[Entries from a dataset]

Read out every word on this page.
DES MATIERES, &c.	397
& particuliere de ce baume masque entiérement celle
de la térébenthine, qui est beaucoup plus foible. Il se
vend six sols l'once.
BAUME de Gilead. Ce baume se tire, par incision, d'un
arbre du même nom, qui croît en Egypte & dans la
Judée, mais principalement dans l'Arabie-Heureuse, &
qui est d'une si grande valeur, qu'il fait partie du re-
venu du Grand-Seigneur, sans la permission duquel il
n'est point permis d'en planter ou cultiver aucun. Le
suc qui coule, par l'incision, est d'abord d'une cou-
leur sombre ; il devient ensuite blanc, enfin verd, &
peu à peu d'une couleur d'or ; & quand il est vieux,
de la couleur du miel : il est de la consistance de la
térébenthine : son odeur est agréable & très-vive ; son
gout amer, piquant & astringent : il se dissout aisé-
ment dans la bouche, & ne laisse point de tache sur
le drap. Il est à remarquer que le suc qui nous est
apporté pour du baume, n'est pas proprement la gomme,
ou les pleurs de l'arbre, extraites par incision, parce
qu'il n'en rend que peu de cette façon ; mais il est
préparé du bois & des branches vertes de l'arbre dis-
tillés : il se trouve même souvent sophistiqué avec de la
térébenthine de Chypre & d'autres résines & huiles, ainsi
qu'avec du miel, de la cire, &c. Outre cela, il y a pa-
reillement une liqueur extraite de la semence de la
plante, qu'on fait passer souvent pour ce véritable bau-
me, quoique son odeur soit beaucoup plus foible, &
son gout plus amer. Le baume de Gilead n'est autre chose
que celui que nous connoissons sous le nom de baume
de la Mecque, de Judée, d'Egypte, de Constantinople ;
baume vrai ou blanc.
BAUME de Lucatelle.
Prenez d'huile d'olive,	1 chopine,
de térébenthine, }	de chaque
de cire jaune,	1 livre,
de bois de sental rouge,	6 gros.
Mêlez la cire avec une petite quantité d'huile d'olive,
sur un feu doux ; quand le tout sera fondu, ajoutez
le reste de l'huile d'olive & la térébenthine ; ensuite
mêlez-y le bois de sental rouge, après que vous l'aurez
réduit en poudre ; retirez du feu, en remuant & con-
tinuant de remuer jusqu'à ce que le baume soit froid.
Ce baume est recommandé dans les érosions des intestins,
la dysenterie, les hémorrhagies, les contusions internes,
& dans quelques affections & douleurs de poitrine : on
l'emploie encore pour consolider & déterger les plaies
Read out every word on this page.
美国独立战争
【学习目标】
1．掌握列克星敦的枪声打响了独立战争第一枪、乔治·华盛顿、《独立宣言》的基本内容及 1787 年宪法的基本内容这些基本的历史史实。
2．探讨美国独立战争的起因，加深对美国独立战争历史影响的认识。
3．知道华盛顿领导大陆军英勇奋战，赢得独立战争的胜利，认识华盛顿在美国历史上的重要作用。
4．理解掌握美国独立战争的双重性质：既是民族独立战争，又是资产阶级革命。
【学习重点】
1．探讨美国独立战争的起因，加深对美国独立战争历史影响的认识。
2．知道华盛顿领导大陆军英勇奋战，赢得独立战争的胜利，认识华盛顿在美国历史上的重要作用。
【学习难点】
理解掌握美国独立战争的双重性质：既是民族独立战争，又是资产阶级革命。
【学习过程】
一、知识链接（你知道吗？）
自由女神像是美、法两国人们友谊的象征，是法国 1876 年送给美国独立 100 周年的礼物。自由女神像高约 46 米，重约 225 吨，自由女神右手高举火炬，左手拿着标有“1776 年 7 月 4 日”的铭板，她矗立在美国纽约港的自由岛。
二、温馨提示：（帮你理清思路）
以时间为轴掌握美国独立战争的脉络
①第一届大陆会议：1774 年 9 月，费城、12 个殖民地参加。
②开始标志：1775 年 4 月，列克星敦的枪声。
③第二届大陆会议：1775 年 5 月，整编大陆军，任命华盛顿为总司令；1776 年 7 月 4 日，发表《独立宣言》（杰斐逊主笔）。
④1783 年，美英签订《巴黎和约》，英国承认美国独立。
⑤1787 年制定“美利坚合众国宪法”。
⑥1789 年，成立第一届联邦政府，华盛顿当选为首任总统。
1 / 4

Exercise instructions
Exactly reproduce every record.

Result for this exercise
Read out every word on this page.
DES MATIERES, &c.	397
& particuliere de ce baume masque entiérement celle
de la térébenthine, qui est beaucoup plus foible. Il se
vend six sols l'once.
BAUME de Gilead. Ce baume se tire, par incision, d'un
arbre du même nom, qui croît en Egypte & dans la
Judée, mais principalement dans l'Arabie-Heureuse, &
qui est d'une si grande valeur, qu'il fait partie du re-
venu du Grand-Seigneur, sans la permission duquel il
n'est point permis d'en planter ou cultiver aucun. Le
suc qui coule, par l'incision, est d'abord d'une cou-
leur sombre ; il devient ensuite blanc, enfin verd, &
peu à peu d'une couleur d'or ; & quand il est vieux,
de la couleur du miel : il est de la consistance de la
térébenthine : son odeur est agréable & très-vive ; son
gout amer, piquant & astringent : il se dissout aisé-
ment dans la bouche, & ne laisse point de tache sur
le drap. Il est à remarquer que le suc qui nous est
apporté pour du baume, n'est pas proprement la gomme,
ou les pleurs de l'arbre, extraites par incision, parce
qu'il n'en rend que peu de cette façon ; mais il est
préparé du bois & des branches vertes de l'arbre dis-
tillés : il se trouve même souvent sophistiqué avec de la
térébenthine de Chypre & d'autres résines & huiles, ainsi
qu'avec du miel, de la cire, &c. Outre cela, il y a pa-
reillement une liqueur extraite de la semence de la
plante, qu'on fait passer souvent pour ce véritable bau-
me, quoique son odeur soit beaucoup plus foible, &
son gout plus amer. Le baume de Gilead n'est autre chose
que celui que nous connoissons sous le nom de baume
de la Mecque, de Judée, d'Egypte, de Constantinople ;
baume vrai ou blanc.
BAUME de Lucatelle.
Prenez d'huile d'olive,	1 chopine,
de térébenthine, }	de chaque
de cire jaune,	1 livre,
de bois de sental rouge,	6 gros.
Mêlez la cire avec une petite quantité d'huile d'olive,
sur un feu doux ; quand le tout sera fondu, ajoutez
le reste de l'huile d'olive & la térébenthine ; ensuite
mêlez-y le bois de sental rouge, après que vous l'aurez
réduit en poudre ; retirez du feu, en remuant & con-
tinuant de remuer jusqu'à ce que le baume soit froid.
Ce baume est recommandé dans les érosions des intestins,
la dysenterie, les hémorrhagies, les contusions internes,
& dans quelques affections & douleurs de poitrine : on
l'emploie encore pour consolider & déterger les plaies
Read out every word on this page.
美国独立战争
【学习目标】
1．掌握列克星敦的枪声打响了独立战争第一枪、乔治·华盛顿、《独立宣言》的基本内容及 1787 年宪法的基本内容这些基本的历史史实。
2．探讨美国独立战争的起因，加深对美国独立战争历史影响的认识。
3．知道华盛顿领导大陆军英勇奋战，赢得独立战争的胜利，认识华盛顿在美国历史上的重要作用。
4．理解掌握美国独立战争的双重性质：既是民族独立战争，又是资产阶级革命。
【学习重点】
1．探讨美国独立战争的起因，加深对美国独立战争历史影响的认识。
2．知道华盛顿领导大陆军英勇奋战，赢得独立战争的胜利，认识华盛顿在美国历史上的重要作用。
【学习难点】
理解掌握美国独立战争的双重性质：既是民族独立战争，又是资产阶级革命。
【学习过程】
一、知识链接（你知道吗？）
自由女神像是美、法两国人们友谊的象征，是法国 1876 年送给美国独立 100 周年的礼物。自由女神像高约 46 米，重约 225 吨，自由女神右手高举火炬，左手拿着标有“1776 年 7 月 4 日”的铭板，她矗立在美国纽约港的自由岛。
二、温馨提示：（帮你理清思路）
以时间为轴掌握美国独立战争的脉络
①第一届大陆会议：1774 年 9 月，费城、12 个殖民地参加。
②开始标志：1775 年 4 月，列克星敦的枪声。
③第二届大陆会议：1775 年 5 月，整编大陆军，任命华盛顿为总司令；1776 年 7 月 4 日，发表《独立宣言》（杰斐逊主笔）。
④1783 年，美英签订《巴黎和约》，英国承认美国独立。
⑤1787 年制定“美利坚合众国宪法”。
⑥1789 年，成立第一届联邦政府，华盛顿当选为首任总统。
1 / 4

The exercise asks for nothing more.